» **Exercise instructions**: List each line in the records below that contains the word "with".

» **The records**:
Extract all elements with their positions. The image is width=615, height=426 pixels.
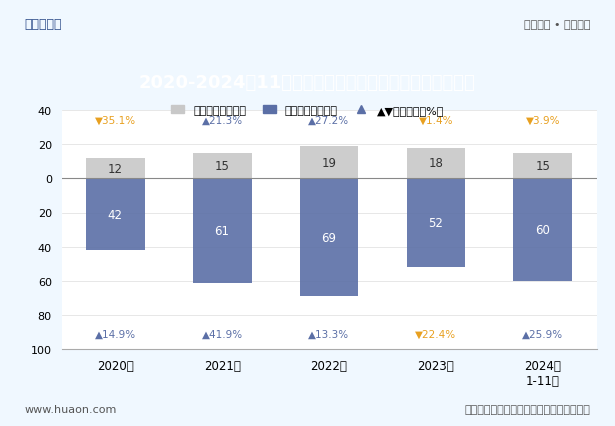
Text: 52: 52 [429, 217, 443, 230]
Text: ▼1.4%: ▼1.4% [419, 116, 453, 126]
Legend: 出口额（亿美元）, 进口额（亿美元）, ▲▼同比增长（%）: 出口额（亿美元）, 进口额（亿美元）, ▲▼同比增长（%） [167, 101, 448, 120]
Text: 华经情报网: 华经情报网 [25, 18, 62, 32]
Text: ▼22.4%: ▼22.4% [415, 329, 456, 339]
Text: 2020-2024年11月甘肃省商品收发货人所在地进、出口额: 2020-2024年11月甘肃省商品收发货人所在地进、出口额 [139, 74, 476, 92]
Bar [300, 147, 359, 179]
Bar [407, 148, 466, 179]
Text: 数据来源：中国海关，华经产业研究院整理: 数据来源：中国海关，华经产业研究院整理 [464, 404, 590, 414]
Text: 61: 61 [215, 225, 229, 237]
Text: 69: 69 [322, 231, 336, 244]
Text: ▲27.2%: ▲27.2% [309, 116, 349, 126]
Text: 15: 15 [215, 160, 229, 173]
Text: 19: 19 [322, 156, 336, 169]
Text: ▼35.1%: ▼35.1% [95, 116, 136, 126]
Text: 18: 18 [429, 157, 443, 170]
Text: www.huaon.com: www.huaon.com [25, 404, 117, 414]
Text: ▼3.9%: ▼3.9% [526, 116, 560, 126]
Bar [514, 153, 572, 179]
Text: ▲14.9%: ▲14.9% [95, 329, 136, 339]
Bar [192, 179, 252, 283]
Text: 60: 60 [536, 224, 550, 236]
Text: 15: 15 [536, 160, 550, 173]
Bar [300, 179, 359, 296]
Text: ▲13.3%: ▲13.3% [309, 329, 349, 339]
Text: ▲25.9%: ▲25.9% [522, 329, 563, 339]
Bar [86, 158, 145, 179]
Bar [86, 179, 145, 250]
Bar [192, 153, 252, 179]
Bar [514, 179, 572, 281]
Bar [407, 179, 466, 268]
Text: 12: 12 [108, 162, 123, 175]
Text: ▲41.9%: ▲41.9% [202, 329, 243, 339]
Text: ▲21.3%: ▲21.3% [202, 116, 243, 126]
Text: 42: 42 [108, 208, 123, 221]
Text: 专业严谨 • 客观科学: 专业严谨 • 客观科学 [524, 20, 590, 30]
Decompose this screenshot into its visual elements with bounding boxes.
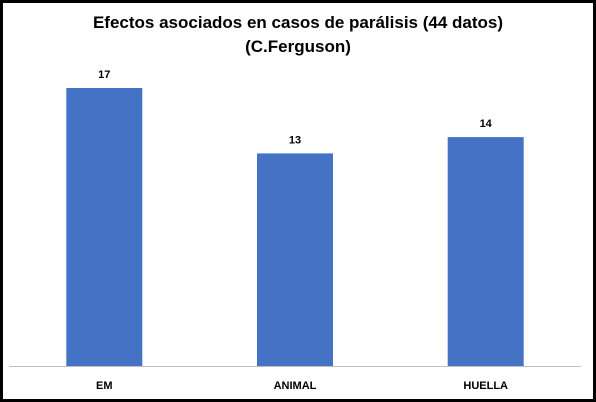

» **Output below**:
Extract all elements with their positions. The image is width=615, height=426 pixels.
Decompose this screenshot into its visual elements with bounding boxes.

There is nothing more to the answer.